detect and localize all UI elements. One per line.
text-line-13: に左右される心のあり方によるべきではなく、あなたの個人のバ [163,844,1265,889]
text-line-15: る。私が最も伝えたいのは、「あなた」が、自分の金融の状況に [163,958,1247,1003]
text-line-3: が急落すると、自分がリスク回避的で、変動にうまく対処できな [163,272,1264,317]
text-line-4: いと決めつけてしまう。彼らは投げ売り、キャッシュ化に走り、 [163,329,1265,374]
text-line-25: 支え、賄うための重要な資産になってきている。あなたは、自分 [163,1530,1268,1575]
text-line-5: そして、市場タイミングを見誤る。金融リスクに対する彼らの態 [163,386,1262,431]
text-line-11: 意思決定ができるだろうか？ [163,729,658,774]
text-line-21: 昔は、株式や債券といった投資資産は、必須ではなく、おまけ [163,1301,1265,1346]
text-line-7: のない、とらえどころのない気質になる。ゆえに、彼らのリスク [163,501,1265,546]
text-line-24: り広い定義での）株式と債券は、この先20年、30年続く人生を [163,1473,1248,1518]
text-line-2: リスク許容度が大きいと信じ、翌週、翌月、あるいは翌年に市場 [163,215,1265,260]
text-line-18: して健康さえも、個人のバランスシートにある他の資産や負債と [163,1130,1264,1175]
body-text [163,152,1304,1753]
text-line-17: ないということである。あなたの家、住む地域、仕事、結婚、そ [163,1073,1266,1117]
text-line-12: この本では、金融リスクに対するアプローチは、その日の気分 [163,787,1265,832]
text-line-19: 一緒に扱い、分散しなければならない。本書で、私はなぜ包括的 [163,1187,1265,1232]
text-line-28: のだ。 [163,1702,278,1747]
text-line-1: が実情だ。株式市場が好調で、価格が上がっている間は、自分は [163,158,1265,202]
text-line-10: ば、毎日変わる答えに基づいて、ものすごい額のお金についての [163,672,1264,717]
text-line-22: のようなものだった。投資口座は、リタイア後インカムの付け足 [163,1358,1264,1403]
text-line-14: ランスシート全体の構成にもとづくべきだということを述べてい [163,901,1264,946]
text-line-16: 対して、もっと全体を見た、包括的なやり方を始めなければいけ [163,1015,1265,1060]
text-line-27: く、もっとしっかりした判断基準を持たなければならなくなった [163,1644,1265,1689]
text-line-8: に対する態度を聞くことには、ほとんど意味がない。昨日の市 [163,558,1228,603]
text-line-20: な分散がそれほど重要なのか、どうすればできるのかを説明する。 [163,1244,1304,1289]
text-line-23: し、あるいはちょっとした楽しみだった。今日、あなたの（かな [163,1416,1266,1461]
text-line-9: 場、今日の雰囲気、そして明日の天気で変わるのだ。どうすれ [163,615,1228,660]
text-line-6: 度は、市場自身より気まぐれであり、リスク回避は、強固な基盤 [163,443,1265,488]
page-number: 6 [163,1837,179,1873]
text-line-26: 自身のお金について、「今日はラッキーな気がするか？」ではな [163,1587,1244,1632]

▸ Exercise aim: Return the entries from the start through the line containing "text-line-14: ランスシート全体の構成にもとづくべきだということを述べてい [163,901,1264,946]", repeating each of those lines exactly.

▸ Exercise output:
detect and localize all UI elements. One per line.
text-line-13: に左右される心のあり方によるべきではなく、あなたの個人のバ [163,844,1265,889]
text-line-15: る。私が最も伝えたいのは、「あなた」が、自分の金融の状況に [163,958,1247,1003]
text-line-3: が急落すると、自分がリスク回避的で、変動にうまく対処できな [163,272,1264,317]
text-line-4: いと決めつけてしまう。彼らは投げ売り、キャッシュ化に走り、 [163,329,1265,374]
text-line-25: 支え、賄うための重要な資産になってきている。あなたは、自分 [163,1530,1268,1575]
text-line-5: そして、市場タイミングを見誤る。金融リスクに対する彼らの態 [163,386,1262,431]
text-line-11: 意思決定ができるだろうか？ [163,729,658,774]
text-line-21: 昔は、株式や債券といった投資資産は、必須ではなく、おまけ [163,1301,1265,1346]
text-line-7: のない、とらえどころのない気質になる。ゆえに、彼らのリスク [163,501,1265,546]
text-line-24: り広い定義での）株式と債券は、この先20年、30年続く人生を [163,1473,1248,1518]
text-line-2: リスク許容度が大きいと信じ、翌週、翌月、あるいは翌年に市場 [163,215,1265,260]
text-line-18: して健康さえも、個人のバランスシートにある他の資産や負債と [163,1130,1264,1175]
body-text [163,152,1304,1753]
text-line-17: ないということである。あなたの家、住む地域、仕事、結婚、そ [163,1073,1266,1117]
text-line-12: この本では、金融リスクに対するアプローチは、その日の気分 [163,787,1265,832]
text-line-19: 一緒に扱い、分散しなければならない。本書で、私はなぜ包括的 [163,1187,1265,1232]
text-line-28: のだ。 [163,1702,278,1747]
text-line-1: が実情だ。株式市場が好調で、価格が上がっている間は、自分は [163,158,1265,202]
text-line-10: ば、毎日変わる答えに基づいて、ものすごい額のお金についての [163,672,1264,717]
text-line-22: のようなものだった。投資口座は、リタイア後インカムの付け足 [163,1358,1264,1403]
text-line-14: ランスシート全体の構成にもとづくべきだということを述べてい [163,901,1264,946]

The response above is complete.